- Things to do -
a – In the plant-odor stress abstract, by roughly what percentage did restraint stress raise plasma corticosterone in vehicle-exposed rats?
b – Condense the plant-odor stress abstract's paragraph beginning "In this study, we measured typical stress markers" into a bulleted list that keeps its main facts.
Document extract Block Start
A combination of plant-derived odors reduces corticosterone and oxidative indicators of stress Academic Article uri icon


  • In this study, we measured typical stress markers in addition to oxidative status and reduced glutathione in erythrocytes, and plasma lipid peroxidation of restraint-stressed animals exposed to a combination of plant-derived odors (0.03% Z-3-hexen-1-ol, 0.03% E-2-hexenal, and 0.015% α-pinene in triethyl citrate). Male Wistar rats aged 6-7 weeks postnatal were exposed to vehicle (triethyl citrate, n = 12), plant-derived odors (n = 12), or 1% propionic acid odor (n = 12) under control or stress conditions, and blood samples were collected. Restraint stress increased plasma glucose and plasma corticosterone concentrations by approximately 10% (P < 0.01) and 125% (P < 0.001), respectively, in vehicle-exposed animals. Similar increases were observed in animals exposed to a 1% propionic acid odor, indicating the novelty of odor exposure does not alter stress responsiveness. There was also an increase of approximately 15% in both erythrocytic oxidative status (P < 0.001) and plasma lipid peroxidation (P < 0.05), and a decrease of approximately the same magnitude in reduced glutathione (P < 0.05) in restrained animals with vehicle exposure. There were no differences observed between control and stress treatment with plant-derived odor exposure in any of the measured parameters. It was concluded that exposure to plant-derived odors reduce corticosterone, glucose, and redox responses elicited by psychological stress.
Document extract Block End
Excerpted records Block Start
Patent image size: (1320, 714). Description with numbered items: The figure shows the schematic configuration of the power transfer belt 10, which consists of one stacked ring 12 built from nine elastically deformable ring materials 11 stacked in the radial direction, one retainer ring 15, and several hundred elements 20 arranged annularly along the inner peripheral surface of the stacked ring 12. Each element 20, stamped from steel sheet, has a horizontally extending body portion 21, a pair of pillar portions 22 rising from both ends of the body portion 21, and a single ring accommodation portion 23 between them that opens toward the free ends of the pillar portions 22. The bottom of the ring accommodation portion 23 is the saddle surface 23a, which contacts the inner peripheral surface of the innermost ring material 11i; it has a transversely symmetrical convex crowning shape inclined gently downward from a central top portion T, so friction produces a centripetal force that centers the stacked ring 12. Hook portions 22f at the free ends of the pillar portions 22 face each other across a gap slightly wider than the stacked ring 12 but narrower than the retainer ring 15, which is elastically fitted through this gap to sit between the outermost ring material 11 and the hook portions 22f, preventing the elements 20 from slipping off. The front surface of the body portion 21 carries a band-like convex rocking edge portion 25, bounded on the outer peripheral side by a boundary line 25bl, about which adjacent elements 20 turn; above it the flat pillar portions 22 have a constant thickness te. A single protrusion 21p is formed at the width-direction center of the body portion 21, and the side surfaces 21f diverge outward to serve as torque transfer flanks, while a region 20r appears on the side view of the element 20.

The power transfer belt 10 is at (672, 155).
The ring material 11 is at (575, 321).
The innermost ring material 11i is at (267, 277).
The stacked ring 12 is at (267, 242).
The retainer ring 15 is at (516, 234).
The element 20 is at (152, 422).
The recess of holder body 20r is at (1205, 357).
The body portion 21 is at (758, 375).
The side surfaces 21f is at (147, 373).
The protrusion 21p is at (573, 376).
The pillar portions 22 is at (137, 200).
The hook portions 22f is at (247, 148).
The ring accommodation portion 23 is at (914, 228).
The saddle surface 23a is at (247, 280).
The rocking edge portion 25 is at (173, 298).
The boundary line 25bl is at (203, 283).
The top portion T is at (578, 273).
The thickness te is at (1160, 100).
Excerpted records Block End
- Answers to each task -
a – By approximately 125% (P < 0.001).

b –
- Measured: typical stress markers, erythrocyte oxidative status and reduced glutathione, and plasma lipid peroxidation in restraint-stressed animals.
- Plant-derived odor mix: 0.03% Z-3-hexen-1-ol, 0.03% E-2-hexenal, and 0.015% α-pinene in triethyl citrate.
- Subjects: male Wistar rats, 6–7 weeks postnatal, exposed under control or stress conditions to vehicle (triethyl citrate, n = 12), plant-derived odors (n = 12), or 1% propionic acid odor (n = 12). Blood samples were collected.
- Vehicle group under stress: plasma glucose rose about 10% (P < 0.01) and corticosterone about 125% (P < 0.001).
- Propionic acid group: similar increases, so the novelty of odor exposure does not alter stress responsiveness.
- Vehicle group under restraint: erythrocytic oxidative status (P < 0.001) and plasma lipid peroxidation (P < 0.05) each rose about 15%, and reduced glutathione fell by about the same amount (P < 0.05).
- Plant-derived odor group: no control-versus-stress differences in any measured parameter.
- Conclusion: plant-derived odors reduce the corticosterone, glucose, and redox responses caused by psychological stress.